**SHORT EXERCISE**
Copy out the listing that follows, exactly, without its pictures.
--- PROVIDED RECORDS ---
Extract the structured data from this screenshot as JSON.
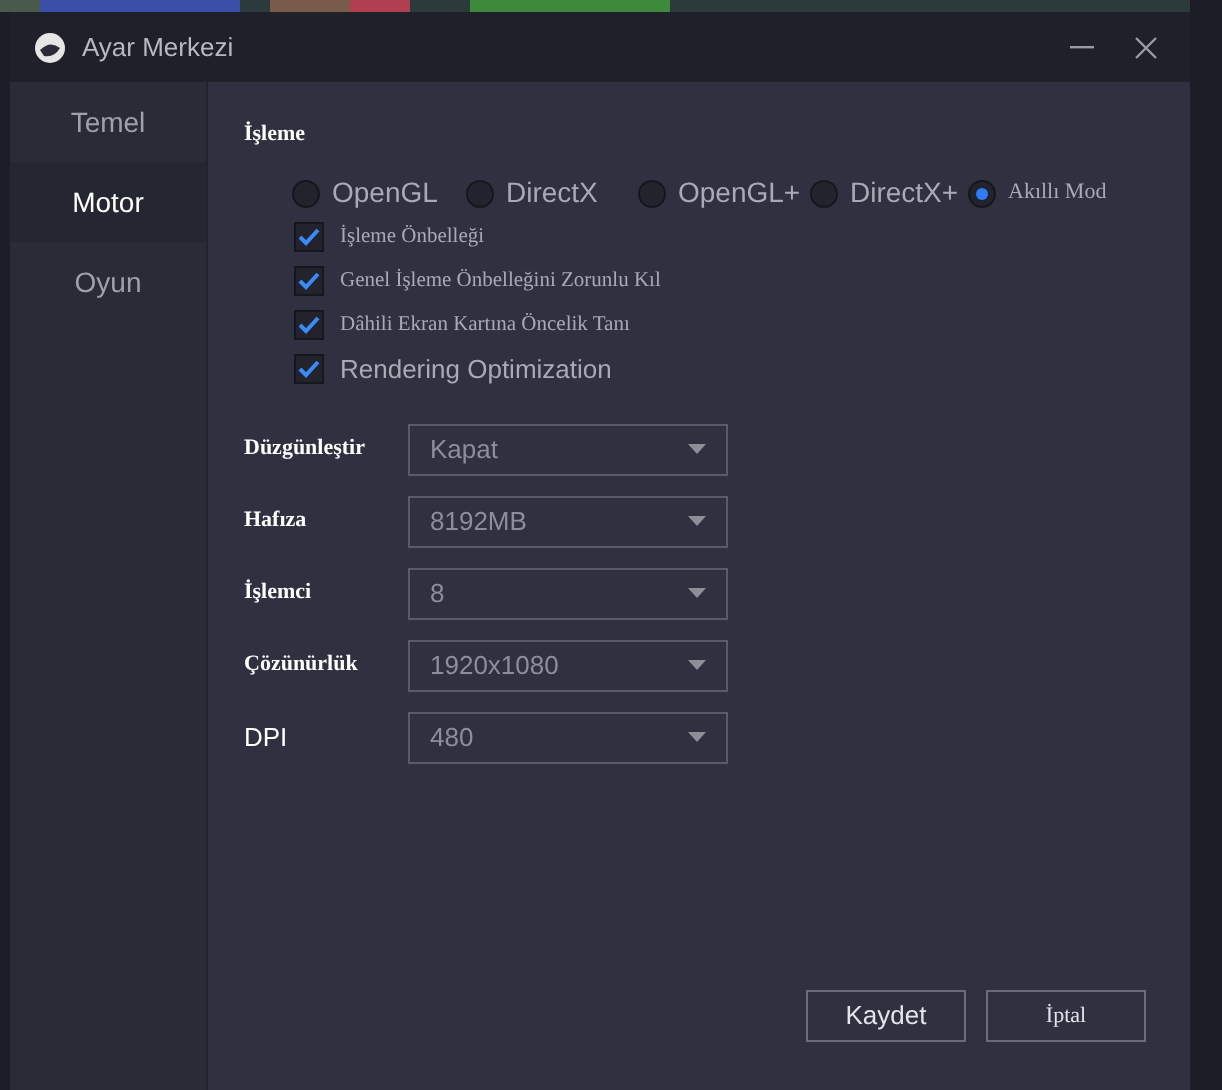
{
  "window": {
    "title": "Ayar Merkezi"
  },
  "sidebar": {
    "items": [
      {
        "label": "Temel",
        "selected": false
      },
      {
        "label": "Motor",
        "selected": true
      },
      {
        "label": "Oyun",
        "selected": false
      }
    ]
  },
  "rendering": {
    "title": "İşleme",
    "modes": [
      {
        "label": "OpenGL",
        "selected": false
      },
      {
        "label": "DirectX",
        "selected": false
      },
      {
        "label": "OpenGL+",
        "selected": false
      },
      {
        "label": "DirectX+",
        "selected": false
      },
      {
        "label": "Akıllı Mod",
        "selected": true
      }
    ],
    "options": [
      {
        "label": "İşleme Önbelleği",
        "checked": true
      },
      {
        "label": "Genel İşleme Önbelleğini Zorunlu Kıl",
        "checked": true
      },
      {
        "label": "Dâhili Ekran Kartına Öncelik Tanı",
        "checked": true
      },
      {
        "label": "Rendering Optimization",
        "checked": true
      }
    ]
  },
  "settings": [
    {
      "label": "Düzgünleştir",
      "value": "Kapat"
    },
    {
      "label": "Hafıza",
      "value": "8192MB"
    },
    {
      "label": "İşlemci",
      "value": "8"
    },
    {
      "label": "Çözünürlük",
      "value": "1920x1080"
    },
    {
      "label": "DPI",
      "value": "480"
    }
  ],
  "buttons": [
    "Kaydet",
    "İptal"
  ]
}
---
**THE REPLY**
Extract the structured data from this screenshot as JSON.
{
  "window": {
    "title": "Ayar Merkezi"
  },
  "sidebar": {
    "items": [
      {
        "label": "Temel",
        "selected": false
      },
      {
        "label": "Motor",
        "selected": true
      },
      {
        "label": "Oyun",
        "selected": false
      }
    ]
  },
  "rendering": {
    "title": "İşleme",
    "modes": [
      {
        "label": "OpenGL",
        "selected": false
      },
      {
        "label": "DirectX",
        "selected": false
      },
      {
        "label": "OpenGL+",
        "selected": false
      },
      {
        "label": "DirectX+",
        "selected": false
      },
      {
        "label": "Akıllı Mod",
        "selected": true
      }
    ],
    "options": [
      {
        "label": "İşleme Önbelleği",
        "checked": true
      },
      {
        "label": "Genel İşleme Önbelleğini Zorunlu Kıl",
        "checked": true
      },
      {
        "label": "Dâhili Ekran Kartına Öncelik Tanı",
        "checked": true
      },
      {
        "label": "Rendering Optimization",
        "checked": true
      }
    ]
  },
  "settings": [
    {
      "label": "Düzgünleştir",
      "value": "Kapat"
    },
    {
      "label": "Hafıza",
      "value": "8192MB"
    },
    {
      "label": "İşlemci",
      "value": "8"
    },
    {
      "label": "Çözünürlük",
      "value": "1920x1080"
    },
    {
      "label": "DPI",
      "value": "480"
    }
  ],
  "buttons": [
    "Kaydet",
    "İptal"
  ]
}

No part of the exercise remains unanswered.